··· SOURCE RECORDS
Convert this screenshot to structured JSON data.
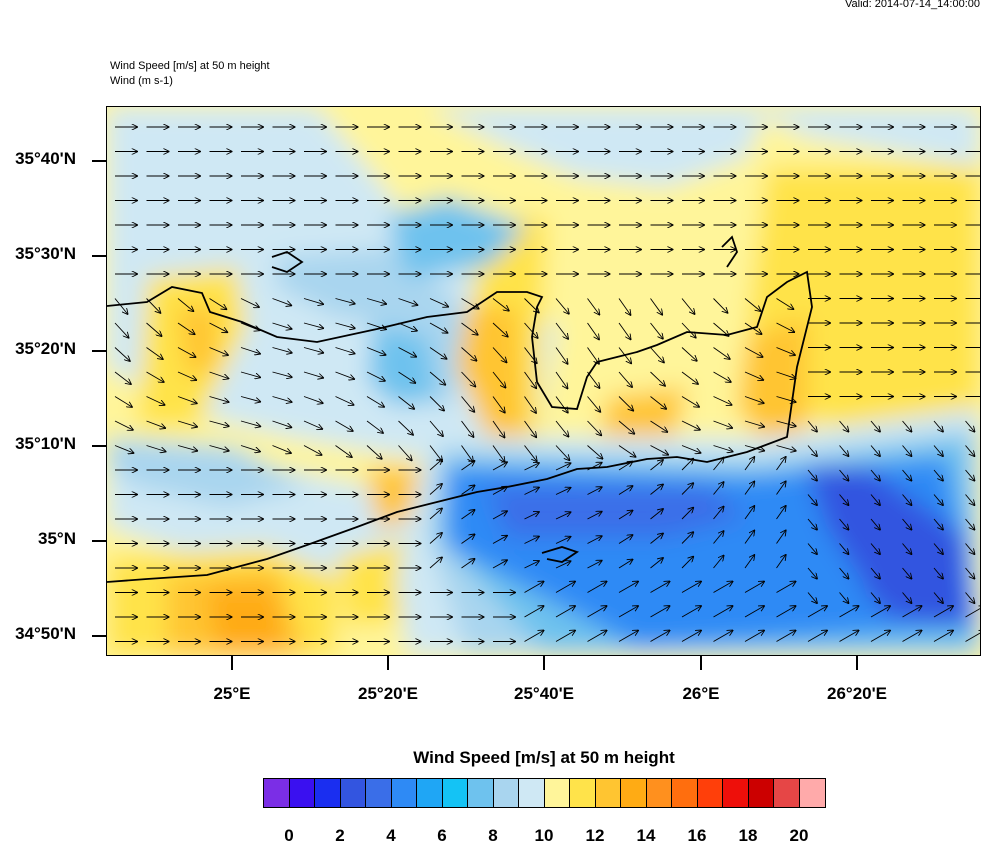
{
  "header": {
    "valid": "Valid: 2014-07-14_14:00:00",
    "field_title": "Wind Speed [m/s] at 50 m height",
    "vector_title": "Wind   (m s-1)"
  },
  "axes": {
    "y_labels": [
      "35°40'N",
      "35°30'N",
      "35°20'N",
      "35°10'N",
      "35°N",
      "34°50'N"
    ],
    "x_labels": [
      "25°E",
      "25°20'E",
      "25°40'E",
      "26°E",
      "26°20'E"
    ]
  },
  "colorbar": {
    "title": "Wind Speed [m/s] at 50 m height",
    "labels": [
      "0",
      "2",
      "4",
      "6",
      "8",
      "10",
      "12",
      "14",
      "16",
      "18",
      "20"
    ],
    "colors": [
      "#7b2ee6",
      "#3a10f0",
      "#1a2ef0",
      "#3355e0",
      "#3a6ee8",
      "#2e8af5",
      "#1fa6f5",
      "#14c3f5",
      "#6ec2ee",
      "#a9d5ef",
      "#cfe8f4",
      "#fff59a",
      "#ffe34a",
      "#ffc531",
      "#ffab14",
      "#ff901e",
      "#ff6e0e",
      "#ff3f0a",
      "#ee0f0a",
      "#cc0000",
      "#e64646",
      "#ffaaaa"
    ]
  },
  "map_colors": {
    "land_outline": "#000000",
    "light_yellow": "#fff59a",
    "yellow": "#ffe34a",
    "orange": "#ffc531",
    "dark_orange": "#ffab14",
    "pale_blue": "#cfe8f4",
    "light_blue": "#a9d5ef",
    "sky_blue": "#6ec2ee",
    "blue": "#2e8af5",
    "deep_blue": "#3a6ee8",
    "indigo": "#3355e0"
  }
}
······
INSTRUCTIONS FOR THE TASK
Copy out each line in the preceding records that contains "height".

RESPONSE TO THIS TASK
    "field_title": "Wind Speed [m/s] at 50 m height",
    "title": "Wind Speed [m/s] at 50 m height",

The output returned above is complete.